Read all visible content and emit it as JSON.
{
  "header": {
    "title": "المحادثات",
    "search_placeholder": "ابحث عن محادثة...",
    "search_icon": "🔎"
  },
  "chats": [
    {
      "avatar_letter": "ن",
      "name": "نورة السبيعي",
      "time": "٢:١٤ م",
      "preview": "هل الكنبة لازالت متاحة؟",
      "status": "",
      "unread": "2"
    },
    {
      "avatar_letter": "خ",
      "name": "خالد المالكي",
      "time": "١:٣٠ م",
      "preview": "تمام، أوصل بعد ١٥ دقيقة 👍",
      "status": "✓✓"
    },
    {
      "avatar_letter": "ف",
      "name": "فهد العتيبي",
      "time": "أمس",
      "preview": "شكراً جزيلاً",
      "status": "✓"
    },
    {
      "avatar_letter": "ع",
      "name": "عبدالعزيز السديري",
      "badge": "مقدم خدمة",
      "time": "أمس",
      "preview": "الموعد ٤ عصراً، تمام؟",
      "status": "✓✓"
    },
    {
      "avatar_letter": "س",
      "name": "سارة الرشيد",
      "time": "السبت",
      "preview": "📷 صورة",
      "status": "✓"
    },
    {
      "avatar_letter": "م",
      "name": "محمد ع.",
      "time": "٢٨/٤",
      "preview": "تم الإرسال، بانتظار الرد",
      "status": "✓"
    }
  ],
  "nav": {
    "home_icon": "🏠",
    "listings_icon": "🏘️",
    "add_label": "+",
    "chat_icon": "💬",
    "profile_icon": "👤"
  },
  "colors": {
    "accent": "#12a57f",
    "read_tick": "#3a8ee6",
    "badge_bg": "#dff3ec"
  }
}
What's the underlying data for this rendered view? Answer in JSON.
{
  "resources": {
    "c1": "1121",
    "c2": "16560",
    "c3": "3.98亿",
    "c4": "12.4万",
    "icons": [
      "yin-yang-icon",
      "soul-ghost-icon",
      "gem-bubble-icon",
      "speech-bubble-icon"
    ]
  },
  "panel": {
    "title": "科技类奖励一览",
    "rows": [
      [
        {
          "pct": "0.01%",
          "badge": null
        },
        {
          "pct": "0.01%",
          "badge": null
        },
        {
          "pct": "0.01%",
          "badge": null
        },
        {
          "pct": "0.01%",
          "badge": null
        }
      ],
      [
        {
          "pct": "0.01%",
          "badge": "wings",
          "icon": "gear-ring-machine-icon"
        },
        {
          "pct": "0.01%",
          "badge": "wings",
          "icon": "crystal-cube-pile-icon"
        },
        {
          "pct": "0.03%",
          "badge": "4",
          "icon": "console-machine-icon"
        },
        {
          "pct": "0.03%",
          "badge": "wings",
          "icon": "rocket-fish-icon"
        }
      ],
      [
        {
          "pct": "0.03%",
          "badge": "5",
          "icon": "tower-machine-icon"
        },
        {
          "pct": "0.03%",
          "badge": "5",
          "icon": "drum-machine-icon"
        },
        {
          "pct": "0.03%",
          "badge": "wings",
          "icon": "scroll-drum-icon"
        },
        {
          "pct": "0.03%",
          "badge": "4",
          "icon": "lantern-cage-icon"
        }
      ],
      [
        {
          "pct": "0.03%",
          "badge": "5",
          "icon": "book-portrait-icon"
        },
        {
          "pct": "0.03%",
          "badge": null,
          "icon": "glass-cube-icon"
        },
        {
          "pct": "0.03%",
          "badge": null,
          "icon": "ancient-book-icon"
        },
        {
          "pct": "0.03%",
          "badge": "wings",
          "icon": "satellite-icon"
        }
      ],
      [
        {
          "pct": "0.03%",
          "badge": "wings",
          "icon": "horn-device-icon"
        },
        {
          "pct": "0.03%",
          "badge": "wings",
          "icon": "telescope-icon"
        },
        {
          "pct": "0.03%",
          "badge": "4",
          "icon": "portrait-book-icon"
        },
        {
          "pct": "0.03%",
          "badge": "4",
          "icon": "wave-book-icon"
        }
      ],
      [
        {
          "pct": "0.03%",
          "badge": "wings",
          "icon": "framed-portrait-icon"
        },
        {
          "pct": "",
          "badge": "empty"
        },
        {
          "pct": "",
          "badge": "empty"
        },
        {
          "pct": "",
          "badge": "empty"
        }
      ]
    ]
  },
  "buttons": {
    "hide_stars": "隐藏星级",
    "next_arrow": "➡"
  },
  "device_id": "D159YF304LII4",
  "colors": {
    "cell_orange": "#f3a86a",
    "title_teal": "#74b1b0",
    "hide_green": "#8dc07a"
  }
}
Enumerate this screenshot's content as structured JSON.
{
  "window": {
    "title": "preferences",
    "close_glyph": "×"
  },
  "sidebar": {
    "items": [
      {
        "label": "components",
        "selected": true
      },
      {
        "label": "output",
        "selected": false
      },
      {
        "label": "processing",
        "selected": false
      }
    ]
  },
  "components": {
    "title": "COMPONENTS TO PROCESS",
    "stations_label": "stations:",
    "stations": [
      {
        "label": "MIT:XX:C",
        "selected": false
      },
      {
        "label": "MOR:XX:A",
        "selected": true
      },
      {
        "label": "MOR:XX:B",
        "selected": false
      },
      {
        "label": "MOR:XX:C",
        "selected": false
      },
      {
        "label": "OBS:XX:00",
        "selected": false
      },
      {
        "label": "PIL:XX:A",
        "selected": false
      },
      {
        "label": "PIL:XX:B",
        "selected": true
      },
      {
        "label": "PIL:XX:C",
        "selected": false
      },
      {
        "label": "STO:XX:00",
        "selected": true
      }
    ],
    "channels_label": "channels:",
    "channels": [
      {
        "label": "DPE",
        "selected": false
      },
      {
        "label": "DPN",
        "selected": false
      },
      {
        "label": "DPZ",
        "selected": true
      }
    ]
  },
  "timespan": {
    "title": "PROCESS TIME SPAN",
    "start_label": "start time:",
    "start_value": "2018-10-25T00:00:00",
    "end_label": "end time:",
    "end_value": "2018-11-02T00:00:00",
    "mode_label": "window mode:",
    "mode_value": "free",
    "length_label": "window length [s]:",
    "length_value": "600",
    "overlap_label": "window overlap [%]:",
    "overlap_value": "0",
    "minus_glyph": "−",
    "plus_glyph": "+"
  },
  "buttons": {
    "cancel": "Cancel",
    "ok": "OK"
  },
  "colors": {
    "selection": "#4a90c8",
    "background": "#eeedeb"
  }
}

*****

# Written exercise
Reproduce every record above exactly as it appears.

# Expected output
Read all visible content and emit it as JSON.
{
  "header": {
    "title": "المحادثات",
    "search_placeholder": "ابحث عن محادثة...",
    "search_icon": "🔎"
  },
  "chats": [
    {
      "avatar_letter": "ن",
      "name": "نورة السبيعي",
      "time": "٢:١٤ م",
      "preview": "هل الكنبة لازالت متاحة؟",
      "status": "",
      "unread": "2"
    },
    {
      "avatar_letter": "خ",
      "name": "خالد المالكي",
      "time": "١:٣٠ م",
      "preview": "تمام، أوصل بعد ١٥ دقيقة 👍",
      "status": "✓✓"
    },
    {
      "avatar_letter": "ف",
      "name": "فهد العتيبي",
      "time": "أمس",
      "preview": "شكراً جزيلاً",
      "status": "✓"
    },
    {
      "avatar_letter": "ع",
      "name": "عبدالعزيز السديري",
      "badge": "مقدم خدمة",
      "time": "أمس",
      "preview": "الموعد ٤ عصراً، تمام؟",
      "status": "✓✓"
    },
    {
      "avatar_letter": "س",
      "name": "سارة الرشيد",
      "time": "السبت",
      "preview": "📷 صورة",
      "status": "✓"
    },
    {
      "avatar_letter": "م",
      "name": "محمد ع.",
      "time": "٢٨/٤",
      "preview": "تم الإرسال، بانتظار الرد",
      "status": "✓"
    }
  ],
  "nav": {
    "home_icon": "🏠",
    "listings_icon": "🏘️",
    "add_label": "+",
    "chat_icon": "💬",
    "profile_icon": "👤"
  },
  "colors": {
    "accent": "#12a57f",
    "read_tick": "#3a8ee6",
    "badge_bg": "#dff3ec"
  }
}
What's the underlying data for this rendered view? Answer in JSON.
{
  "resources": {
    "c1": "1121",
    "c2": "16560",
    "c3": "3.98亿",
    "c4": "12.4万",
    "icons": [
      "yin-yang-icon",
      "soul-ghost-icon",
      "gem-bubble-icon",
      "speech-bubble-icon"
    ]
  },
  "panel": {
    "title": "科技类奖励一览",
    "rows": [
      [
        {
          "pct": "0.01%",
          "badge": null
        },
        {
          "pct": "0.01%",
          "badge": null
        },
        {
          "pct": "0.01%",
          "badge": null
        },
        {
          "pct": "0.01%",
          "badge": null
        }
      ],
      [
        {
          "pct": "0.01%",
          "badge": "wings",
          "icon": "gear-ring-machine-icon"
        },
        {
          "pct": "0.01%",
          "badge": "wings",
          "icon": "crystal-cube-pile-icon"
        },
        {
          "pct": "0.03%",
          "badge": "4",
          "icon": "console-machine-icon"
        },
        {
          "pct": "0.03%",
          "badge": "wings",
          "icon": "rocket-fish-icon"
        }
      ],
      [
        {
          "pct": "0.03%",
          "badge": "5",
          "icon": "tower-machine-icon"
        },
        {
          "pct": "0.03%",
          "badge": "5",
          "icon": "drum-machine-icon"
        },
        {
          "pct": "0.03%",
          "badge": "wings",
          "icon": "scroll-drum-icon"
        },
        {
          "pct": "0.03%",
          "badge": "4",
          "icon": "lantern-cage-icon"
        }
      ],
      [
        {
          "pct": "0.03%",
          "badge": "5",
          "icon": "book-portrait-icon"
        },
        {
          "pct": "0.03%",
          "badge": null,
          "icon": "glass-cube-icon"
        },
        {
          "pct": "0.03%",
          "badge": null,
          "icon": "ancient-book-icon"
        },
        {
          "pct": "0.03%",
          "badge": "wings",
          "icon": "satellite-icon"
        }
      ],
      [
        {
          "pct": "0.03%",
          "badge": "wings",
          "icon": "horn-device-icon"
        },
        {
          "pct": "0.03%",
          "badge": "wings",
          "icon": "telescope-icon"
        },
        {
          "pct": "0.03%",
          "badge": "4",
          "icon": "portrait-book-icon"
        },
        {
          "pct": "0.03%",
          "badge": "4",
          "icon": "wave-book-icon"
        }
      ],
      [
        {
          "pct": "0.03%",
          "badge": "wings",
          "icon": "framed-portrait-icon"
        },
        {
          "pct": "",
          "badge": "empty"
        },
        {
          "pct": "",
          "badge": "empty"
        },
        {
          "pct": "",
          "badge": "empty"
        }
      ]
    ]
  },
  "buttons": {
    "hide_stars": "隐藏星级",
    "next_arrow": "➡"
  },
  "device_id": "D159YF304LII4",
  "colors": {
    "cell_orange": "#f3a86a",
    "title_teal": "#74b1b0",
    "hide_green": "#8dc07a"
  }
}
Enumerate this screenshot's content as structured JSON.
{
  "window": {
    "title": "preferences",
    "close_glyph": "×"
  },
  "sidebar": {
    "items": [
      {
        "label": "components",
        "selected": true
      },
      {
        "label": "output",
        "selected": false
      },
      {
        "label": "processing",
        "selected": false
      }
    ]
  },
  "components": {
    "title": "COMPONENTS TO PROCESS",
    "stations_label": "stations:",
    "stations": [
      {
        "label": "MIT:XX:C",
        "selected": false
      },
      {
        "label": "MOR:XX:A",
        "selected": true
      },
      {
        "label": "MOR:XX:B",
        "selected": false
      },
      {
        "label": "MOR:XX:C",
        "selected": false
      },
      {
        "label": "OBS:XX:00",
        "selected": false
      },
      {
        "label": "PIL:XX:A",
        "selected": false
      },
      {
        "label": "PIL:XX:B",
        "selected": true
      },
      {
        "label": "PIL:XX:C",
        "selected": false
      },
      {
        "label": "STO:XX:00",
        "selected": true
      }
    ],
    "channels_label": "channels:",
    "channels": [
      {
        "label": "DPE",
        "selected": false
      },
      {
        "label": "DPN",
        "selected": false
      },
      {
        "label": "DPZ",
        "selected": true
      }
    ]
  },
  "timespan": {
    "title": "PROCESS TIME SPAN",
    "start_label": "start time:",
    "start_value": "2018-10-25T00:00:00",
    "end_label": "end time:",
    "end_value": "2018-11-02T00:00:00",
    "mode_label": "window mode:",
    "mode_value": "free",
    "length_label": "window length [s]:",
    "length_value": "600",
    "overlap_label": "window overlap [%]:",
    "overlap_value": "0",
    "minus_glyph": "−",
    "plus_glyph": "+"
  },
  "buttons": {
    "cancel": "Cancel",
    "ok": "OK"
  },
  "colors": {
    "selection": "#4a90c8",
    "background": "#eeedeb"
  }
}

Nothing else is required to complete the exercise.